* begin *

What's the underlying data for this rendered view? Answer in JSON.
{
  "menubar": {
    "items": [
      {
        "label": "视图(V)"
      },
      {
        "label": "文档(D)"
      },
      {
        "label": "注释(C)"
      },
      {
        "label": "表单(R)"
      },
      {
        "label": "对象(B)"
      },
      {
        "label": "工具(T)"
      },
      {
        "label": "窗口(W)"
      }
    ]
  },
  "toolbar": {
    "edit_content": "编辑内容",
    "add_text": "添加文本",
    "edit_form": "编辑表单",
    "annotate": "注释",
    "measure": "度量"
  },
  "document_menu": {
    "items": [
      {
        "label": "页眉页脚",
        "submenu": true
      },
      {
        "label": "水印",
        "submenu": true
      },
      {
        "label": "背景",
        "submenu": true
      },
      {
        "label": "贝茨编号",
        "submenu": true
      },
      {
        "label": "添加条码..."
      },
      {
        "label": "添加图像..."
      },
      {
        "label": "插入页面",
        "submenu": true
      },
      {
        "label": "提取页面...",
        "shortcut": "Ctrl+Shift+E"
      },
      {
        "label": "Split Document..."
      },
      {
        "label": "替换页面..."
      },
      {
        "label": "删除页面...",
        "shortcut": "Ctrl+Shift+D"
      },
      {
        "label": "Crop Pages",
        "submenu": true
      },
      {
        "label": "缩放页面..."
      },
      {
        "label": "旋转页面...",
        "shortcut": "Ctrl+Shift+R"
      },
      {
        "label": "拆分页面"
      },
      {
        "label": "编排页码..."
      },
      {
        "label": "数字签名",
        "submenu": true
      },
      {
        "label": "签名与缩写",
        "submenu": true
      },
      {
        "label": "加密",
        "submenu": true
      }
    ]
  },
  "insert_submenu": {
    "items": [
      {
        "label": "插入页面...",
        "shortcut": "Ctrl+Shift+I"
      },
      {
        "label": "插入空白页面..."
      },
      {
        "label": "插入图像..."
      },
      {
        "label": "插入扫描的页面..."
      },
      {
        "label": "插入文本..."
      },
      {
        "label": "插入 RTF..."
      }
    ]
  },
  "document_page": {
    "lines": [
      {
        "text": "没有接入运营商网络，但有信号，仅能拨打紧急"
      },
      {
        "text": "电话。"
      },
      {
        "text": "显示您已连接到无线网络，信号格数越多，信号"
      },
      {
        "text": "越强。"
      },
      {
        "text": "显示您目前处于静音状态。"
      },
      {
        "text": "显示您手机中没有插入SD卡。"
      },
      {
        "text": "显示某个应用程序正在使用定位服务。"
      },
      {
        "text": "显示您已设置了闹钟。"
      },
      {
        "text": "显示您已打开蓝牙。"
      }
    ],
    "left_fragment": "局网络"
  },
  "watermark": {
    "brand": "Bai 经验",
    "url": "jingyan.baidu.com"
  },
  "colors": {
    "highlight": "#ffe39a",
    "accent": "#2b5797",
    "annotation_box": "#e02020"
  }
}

* end *

Repeat the material in full, exactly as it stands.

**Response for this exercise**
What's the underlying data for this rendered view? Answer in JSON.
{
  "menubar": {
    "items": [
      {
        "label": "视图(V)"
      },
      {
        "label": "文档(D)"
      },
      {
        "label": "注释(C)"
      },
      {
        "label": "表单(R)"
      },
      {
        "label": "对象(B)"
      },
      {
        "label": "工具(T)"
      },
      {
        "label": "窗口(W)"
      }
    ]
  },
  "toolbar": {
    "edit_content": "编辑内容",
    "add_text": "添加文本",
    "edit_form": "编辑表单",
    "annotate": "注释",
    "measure": "度量"
  },
  "document_menu": {
    "items": [
      {
        "label": "页眉页脚",
        "submenu": true
      },
      {
        "label": "水印",
        "submenu": true
      },
      {
        "label": "背景",
        "submenu": true
      },
      {
        "label": "贝茨编号",
        "submenu": true
      },
      {
        "label": "添加条码..."
      },
      {
        "label": "添加图像..."
      },
      {
        "label": "插入页面",
        "submenu": true
      },
      {
        "label": "提取页面...",
        "shortcut": "Ctrl+Shift+E"
      },
      {
        "label": "Split Document..."
      },
      {
        "label": "替换页面..."
      },
      {
        "label": "删除页面...",
        "shortcut": "Ctrl+Shift+D"
      },
      {
        "label": "Crop Pages",
        "submenu": true
      },
      {
        "label": "缩放页面..."
      },
      {
        "label": "旋转页面...",
        "shortcut": "Ctrl+Shift+R"
      },
      {
        "label": "拆分页面"
      },
      {
        "label": "编排页码..."
      },
      {
        "label": "数字签名",
        "submenu": true
      },
      {
        "label": "签名与缩写",
        "submenu": true
      },
      {
        "label": "加密",
        "submenu": true
      }
    ]
  },
  "insert_submenu": {
    "items": [
      {
        "label": "插入页面...",
        "shortcut": "Ctrl+Shift+I"
      },
      {
        "label": "插入空白页面..."
      },
      {
        "label": "插入图像..."
      },
      {
        "label": "插入扫描的页面..."
      },
      {
        "label": "插入文本..."
      },
      {
        "label": "插入 RTF..."
      }
    ]
  },
  "document_page": {
    "lines": [
      {
        "text": "没有接入运营商网络，但有信号，仅能拨打紧急"
      },
      {
        "text": "电话。"
      },
      {
        "text": "显示您已连接到无线网络，信号格数越多，信号"
      },
      {
        "text": "越强。"
      },
      {
        "text": "显示您目前处于静音状态。"
      },
      {
        "text": "显示您手机中没有插入SD卡。"
      },
      {
        "text": "显示某个应用程序正在使用定位服务。"
      },
      {
        "text": "显示您已设置了闹钟。"
      },
      {
        "text": "显示您已打开蓝牙。"
      }
    ],
    "left_fragment": "局网络"
  },
  "watermark": {
    "brand": "Bai 经验",
    "url": "jingyan.baidu.com"
  },
  "colors": {
    "highlight": "#ffe39a",
    "accent": "#2b5797",
    "annotation_box": "#e02020"
  }
}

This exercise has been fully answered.